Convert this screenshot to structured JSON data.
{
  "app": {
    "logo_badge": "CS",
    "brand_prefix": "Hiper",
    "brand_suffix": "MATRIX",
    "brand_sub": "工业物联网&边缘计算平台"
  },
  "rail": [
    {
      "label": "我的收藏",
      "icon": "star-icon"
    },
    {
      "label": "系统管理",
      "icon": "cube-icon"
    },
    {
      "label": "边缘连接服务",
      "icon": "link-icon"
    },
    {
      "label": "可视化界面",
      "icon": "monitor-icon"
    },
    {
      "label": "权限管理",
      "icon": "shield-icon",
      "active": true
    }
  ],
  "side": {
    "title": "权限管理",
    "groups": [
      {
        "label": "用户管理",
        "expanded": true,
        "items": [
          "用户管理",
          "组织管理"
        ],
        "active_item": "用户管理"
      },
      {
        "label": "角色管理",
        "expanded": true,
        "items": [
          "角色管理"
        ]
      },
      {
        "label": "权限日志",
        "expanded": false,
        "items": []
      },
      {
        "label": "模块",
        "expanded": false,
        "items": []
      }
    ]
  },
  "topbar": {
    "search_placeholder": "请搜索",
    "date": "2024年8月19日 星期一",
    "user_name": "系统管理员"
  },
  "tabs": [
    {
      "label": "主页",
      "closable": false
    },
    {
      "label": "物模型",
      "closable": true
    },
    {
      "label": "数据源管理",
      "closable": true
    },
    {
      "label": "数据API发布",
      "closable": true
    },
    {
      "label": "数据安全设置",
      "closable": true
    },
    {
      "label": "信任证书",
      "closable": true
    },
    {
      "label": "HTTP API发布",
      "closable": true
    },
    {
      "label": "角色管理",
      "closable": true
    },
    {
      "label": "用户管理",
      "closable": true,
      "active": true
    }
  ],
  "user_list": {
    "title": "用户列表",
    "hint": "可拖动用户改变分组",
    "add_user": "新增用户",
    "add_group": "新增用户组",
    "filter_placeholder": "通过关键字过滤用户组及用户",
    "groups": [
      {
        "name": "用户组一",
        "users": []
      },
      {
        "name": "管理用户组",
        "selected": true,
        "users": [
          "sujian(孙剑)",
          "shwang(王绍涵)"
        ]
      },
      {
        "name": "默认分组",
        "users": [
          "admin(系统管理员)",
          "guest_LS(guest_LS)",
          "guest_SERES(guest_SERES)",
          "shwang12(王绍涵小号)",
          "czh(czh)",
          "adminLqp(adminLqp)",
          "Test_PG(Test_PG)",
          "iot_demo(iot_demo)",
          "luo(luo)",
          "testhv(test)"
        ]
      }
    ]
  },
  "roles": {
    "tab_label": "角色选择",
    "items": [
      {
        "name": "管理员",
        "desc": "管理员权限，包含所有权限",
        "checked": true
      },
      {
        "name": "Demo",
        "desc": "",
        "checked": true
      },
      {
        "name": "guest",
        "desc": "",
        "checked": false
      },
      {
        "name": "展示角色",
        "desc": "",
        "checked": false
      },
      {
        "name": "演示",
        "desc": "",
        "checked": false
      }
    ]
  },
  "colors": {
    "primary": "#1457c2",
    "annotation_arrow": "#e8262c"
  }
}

§

Task details — Using the entries above, find all lines with "用户管理". Copy them.

Exercise result —
        "label": "用户管理",
          "用户管理",
        "active_item": "用户管理"
      "label": "用户管理",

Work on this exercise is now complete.